* **The exercise**: Filter the entries that follow, copying every line in which the word "Moin" appears.

* **Entries**:
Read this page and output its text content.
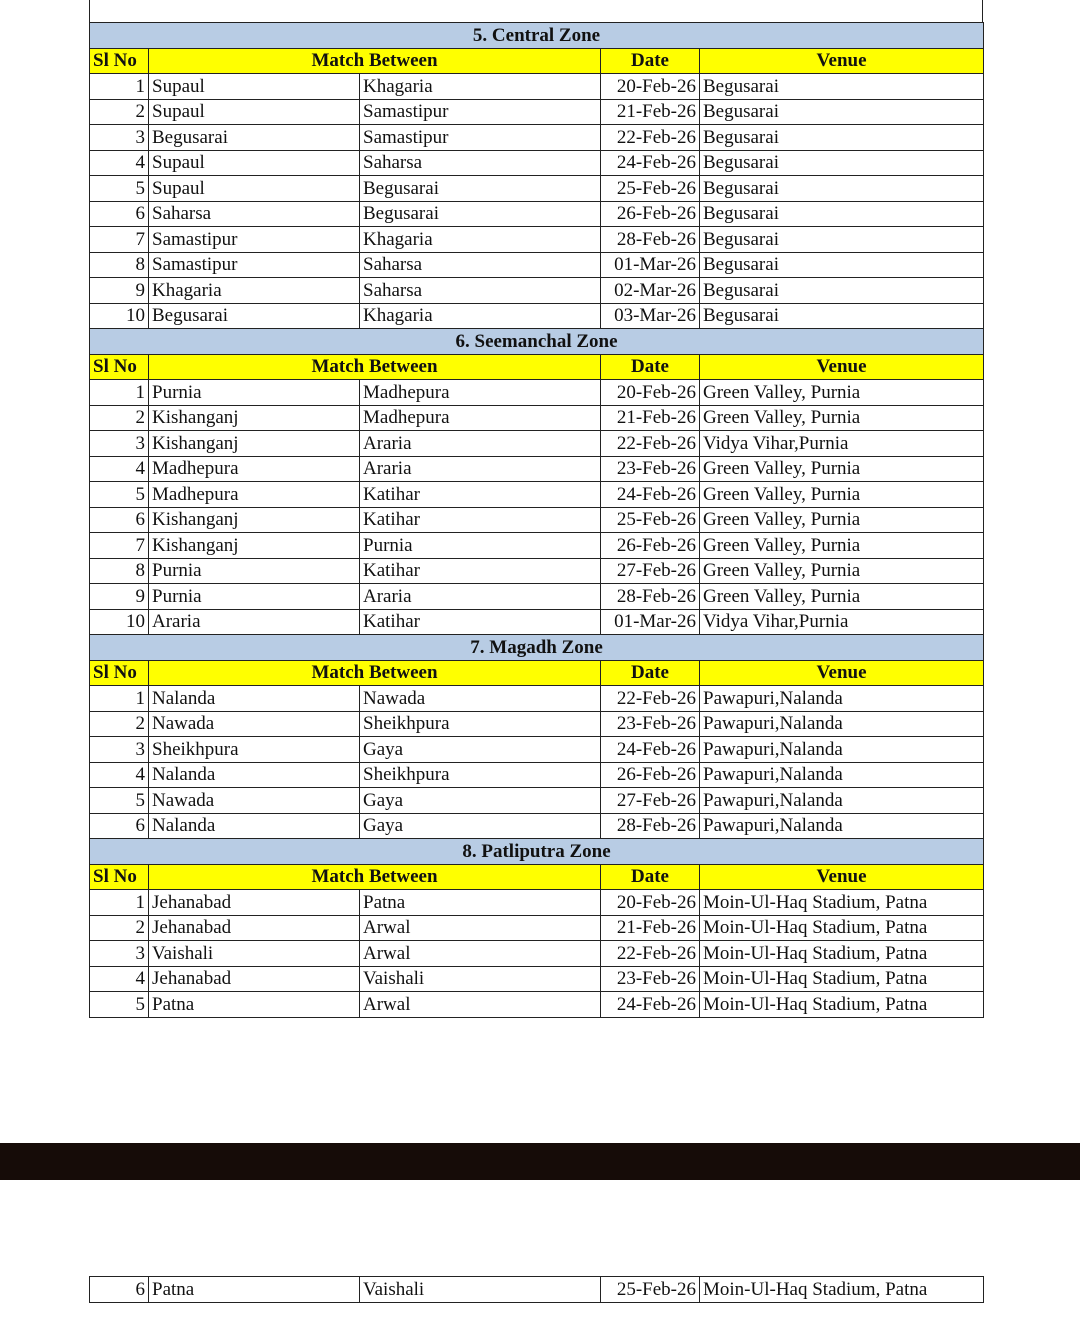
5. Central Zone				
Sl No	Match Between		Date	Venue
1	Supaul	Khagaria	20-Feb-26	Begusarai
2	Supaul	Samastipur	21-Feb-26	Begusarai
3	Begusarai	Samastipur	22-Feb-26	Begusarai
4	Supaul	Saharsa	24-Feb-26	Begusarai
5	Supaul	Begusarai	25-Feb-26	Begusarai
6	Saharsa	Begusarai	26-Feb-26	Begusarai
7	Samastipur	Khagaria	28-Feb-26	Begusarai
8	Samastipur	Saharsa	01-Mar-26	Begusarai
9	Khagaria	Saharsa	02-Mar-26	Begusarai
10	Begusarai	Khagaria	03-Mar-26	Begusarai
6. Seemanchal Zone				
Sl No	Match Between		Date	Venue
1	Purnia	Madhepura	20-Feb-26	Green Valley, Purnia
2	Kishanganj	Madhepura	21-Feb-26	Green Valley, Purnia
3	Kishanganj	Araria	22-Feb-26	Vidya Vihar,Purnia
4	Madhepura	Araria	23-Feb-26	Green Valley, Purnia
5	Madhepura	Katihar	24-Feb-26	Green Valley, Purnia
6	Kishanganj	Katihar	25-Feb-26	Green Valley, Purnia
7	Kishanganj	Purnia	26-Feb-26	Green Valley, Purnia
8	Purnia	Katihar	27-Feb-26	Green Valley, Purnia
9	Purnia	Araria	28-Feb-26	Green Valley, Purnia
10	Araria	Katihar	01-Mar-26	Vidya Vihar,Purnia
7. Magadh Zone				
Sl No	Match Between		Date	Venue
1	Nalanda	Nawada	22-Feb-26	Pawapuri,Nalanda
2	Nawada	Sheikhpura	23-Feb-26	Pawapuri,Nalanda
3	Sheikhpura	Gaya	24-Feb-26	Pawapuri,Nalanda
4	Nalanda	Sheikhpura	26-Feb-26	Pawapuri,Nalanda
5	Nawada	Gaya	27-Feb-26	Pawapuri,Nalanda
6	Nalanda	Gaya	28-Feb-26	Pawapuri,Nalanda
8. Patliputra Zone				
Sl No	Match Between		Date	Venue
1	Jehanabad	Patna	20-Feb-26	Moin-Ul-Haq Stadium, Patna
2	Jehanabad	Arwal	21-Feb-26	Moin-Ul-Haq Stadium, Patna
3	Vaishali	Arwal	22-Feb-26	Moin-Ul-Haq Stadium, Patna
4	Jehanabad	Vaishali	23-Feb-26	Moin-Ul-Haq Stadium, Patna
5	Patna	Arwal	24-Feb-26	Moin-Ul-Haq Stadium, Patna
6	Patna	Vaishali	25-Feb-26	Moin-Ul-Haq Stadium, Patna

* **Correct answer**:
1	Jehanabad	Patna	20-Feb-26	Moin-Ul-Haq Stadium, Patna
2	Jehanabad	Arwal	21-Feb-26	Moin-Ul-Haq Stadium, Patna
3	Vaishali	Arwal	22-Feb-26	Moin-Ul-Haq Stadium, Patna
4	Jehanabad	Vaishali	23-Feb-26	Moin-Ul-Haq Stadium, Patna
5	Patna	Arwal	24-Feb-26	Moin-Ul-Haq Stadium, Patna
6	Patna	Vaishali	25-Feb-26	Moin-Ul-Haq Stadium, Patna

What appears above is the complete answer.